**Task prompt:** Here are some records. Copy each one exactly.

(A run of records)
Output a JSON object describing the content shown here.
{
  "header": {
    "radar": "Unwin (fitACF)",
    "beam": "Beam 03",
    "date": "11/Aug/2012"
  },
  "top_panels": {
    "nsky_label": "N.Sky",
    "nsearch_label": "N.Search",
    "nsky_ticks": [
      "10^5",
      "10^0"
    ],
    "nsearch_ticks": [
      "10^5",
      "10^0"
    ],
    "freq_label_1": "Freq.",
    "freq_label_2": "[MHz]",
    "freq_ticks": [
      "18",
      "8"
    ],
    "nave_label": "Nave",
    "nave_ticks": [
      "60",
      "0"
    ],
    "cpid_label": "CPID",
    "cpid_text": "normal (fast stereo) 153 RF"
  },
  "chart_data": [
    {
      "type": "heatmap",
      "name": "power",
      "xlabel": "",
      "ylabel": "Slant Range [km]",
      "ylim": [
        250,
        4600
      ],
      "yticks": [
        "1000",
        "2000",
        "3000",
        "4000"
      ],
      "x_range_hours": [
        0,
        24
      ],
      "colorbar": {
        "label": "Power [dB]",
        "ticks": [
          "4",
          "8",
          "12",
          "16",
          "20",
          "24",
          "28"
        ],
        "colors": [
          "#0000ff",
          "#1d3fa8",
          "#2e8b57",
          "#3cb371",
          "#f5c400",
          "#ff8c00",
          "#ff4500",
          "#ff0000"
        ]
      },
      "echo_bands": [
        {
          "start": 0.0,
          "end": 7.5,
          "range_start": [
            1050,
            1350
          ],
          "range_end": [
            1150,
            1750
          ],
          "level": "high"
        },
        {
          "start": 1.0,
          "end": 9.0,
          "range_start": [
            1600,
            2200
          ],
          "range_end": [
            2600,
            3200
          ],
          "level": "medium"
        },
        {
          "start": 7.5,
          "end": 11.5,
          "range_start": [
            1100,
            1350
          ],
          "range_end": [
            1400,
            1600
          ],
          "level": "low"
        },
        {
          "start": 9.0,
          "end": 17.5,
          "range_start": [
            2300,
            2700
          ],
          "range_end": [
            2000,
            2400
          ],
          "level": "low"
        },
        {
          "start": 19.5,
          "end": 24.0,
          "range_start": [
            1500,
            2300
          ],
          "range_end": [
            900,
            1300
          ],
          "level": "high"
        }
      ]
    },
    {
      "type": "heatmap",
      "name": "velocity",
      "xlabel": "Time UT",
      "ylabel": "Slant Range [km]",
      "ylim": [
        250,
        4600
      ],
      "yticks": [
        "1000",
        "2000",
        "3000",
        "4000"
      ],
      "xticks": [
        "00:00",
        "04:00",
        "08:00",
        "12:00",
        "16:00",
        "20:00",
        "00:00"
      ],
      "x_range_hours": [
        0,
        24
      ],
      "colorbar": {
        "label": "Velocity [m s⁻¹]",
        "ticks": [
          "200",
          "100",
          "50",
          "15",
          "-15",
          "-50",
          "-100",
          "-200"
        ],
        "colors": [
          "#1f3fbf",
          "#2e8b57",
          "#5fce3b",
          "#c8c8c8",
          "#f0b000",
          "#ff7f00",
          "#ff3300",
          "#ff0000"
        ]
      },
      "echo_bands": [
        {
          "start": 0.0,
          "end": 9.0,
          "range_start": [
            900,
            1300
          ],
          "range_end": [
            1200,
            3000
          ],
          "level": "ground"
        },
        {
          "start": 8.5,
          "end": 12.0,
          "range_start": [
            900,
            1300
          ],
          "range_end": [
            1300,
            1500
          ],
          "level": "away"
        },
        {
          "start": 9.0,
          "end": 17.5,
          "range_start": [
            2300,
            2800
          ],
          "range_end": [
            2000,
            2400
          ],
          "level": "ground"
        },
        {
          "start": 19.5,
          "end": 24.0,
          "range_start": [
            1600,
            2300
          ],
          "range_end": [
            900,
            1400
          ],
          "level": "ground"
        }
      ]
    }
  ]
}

**Reply to the task:**
Output a JSON object describing the content shown here.
{
  "header": {
    "radar": "Unwin (fitACF)",
    "beam": "Beam 03",
    "date": "11/Aug/2012"
  },
  "top_panels": {
    "nsky_label": "N.Sky",
    "nsearch_label": "N.Search",
    "nsky_ticks": [
      "10^5",
      "10^0"
    ],
    "nsearch_ticks": [
      "10^5",
      "10^0"
    ],
    "freq_label_1": "Freq.",
    "freq_label_2": "[MHz]",
    "freq_ticks": [
      "18",
      "8"
    ],
    "nave_label": "Nave",
    "nave_ticks": [
      "60",
      "0"
    ],
    "cpid_label": "CPID",
    "cpid_text": "normal (fast stereo) 153 RF"
  },
  "chart_data": [
    {
      "type": "heatmap",
      "name": "power",
      "xlabel": "",
      "ylabel": "Slant Range [km]",
      "ylim": [
        250,
        4600
      ],
      "yticks": [
        "1000",
        "2000",
        "3000",
        "4000"
      ],
      "x_range_hours": [
        0,
        24
      ],
      "colorbar": {
        "label": "Power [dB]",
        "ticks": [
          "4",
          "8",
          "12",
          "16",
          "20",
          "24",
          "28"
        ],
        "colors": [
          "#0000ff",
          "#1d3fa8",
          "#2e8b57",
          "#3cb371",
          "#f5c400",
          "#ff8c00",
          "#ff4500",
          "#ff0000"
        ]
      },
      "echo_bands": [
        {
          "start": 0.0,
          "end": 7.5,
          "range_start": [
            1050,
            1350
          ],
          "range_end": [
            1150,
            1750
          ],
          "level": "high"
        },
        {
          "start": 1.0,
          "end": 9.0,
          "range_start": [
            1600,
            2200
          ],
          "range_end": [
            2600,
            3200
          ],
          "level": "medium"
        },
        {
          "start": 7.5,
          "end": 11.5,
          "range_start": [
            1100,
            1350
          ],
          "range_end": [
            1400,
            1600
          ],
          "level": "low"
        },
        {
          "start": 9.0,
          "end": 17.5,
          "range_start": [
            2300,
            2700
          ],
          "range_end": [
            2000,
            2400
          ],
          "level": "low"
        },
        {
          "start": 19.5,
          "end": 24.0,
          "range_start": [
            1500,
            2300
          ],
          "range_end": [
            900,
            1300
          ],
          "level": "high"
        }
      ]
    },
    {
      "type": "heatmap",
      "name": "velocity",
      "xlabel": "Time UT",
      "ylabel": "Slant Range [km]",
      "ylim": [
        250,
        4600
      ],
      "yticks": [
        "1000",
        "2000",
        "3000",
        "4000"
      ],
      "xticks": [
        "00:00",
        "04:00",
        "08:00",
        "12:00",
        "16:00",
        "20:00",
        "00:00"
      ],
      "x_range_hours": [
        0,
        24
      ],
      "colorbar": {
        "label": "Velocity [m s⁻¹]",
        "ticks": [
          "200",
          "100",
          "50",
          "15",
          "-15",
          "-50",
          "-100",
          "-200"
        ],
        "colors": [
          "#1f3fbf",
          "#2e8b57",
          "#5fce3b",
          "#c8c8c8",
          "#f0b000",
          "#ff7f00",
          "#ff3300",
          "#ff0000"
        ]
      },
      "echo_bands": [
        {
          "start": 0.0,
          "end": 9.0,
          "range_start": [
            900,
            1300
          ],
          "range_end": [
            1200,
            3000
          ],
          "level": "ground"
        },
        {
          "start": 8.5,
          "end": 12.0,
          "range_start": [
            900,
            1300
          ],
          "range_end": [
            1300,
            1500
          ],
          "level": "away"
        },
        {
          "start": 9.0,
          "end": 17.5,
          "range_start": [
            2300,
            2800
          ],
          "range_end": [
            2000,
            2400
          ],
          "level": "ground"
        },
        {
          "start": 19.5,
          "end": 24.0,
          "range_start": [
            1600,
            2300
          ],
          "range_end": [
            900,
            1400
          ],
          "level": "ground"
        }
      ]
    }
  ]
}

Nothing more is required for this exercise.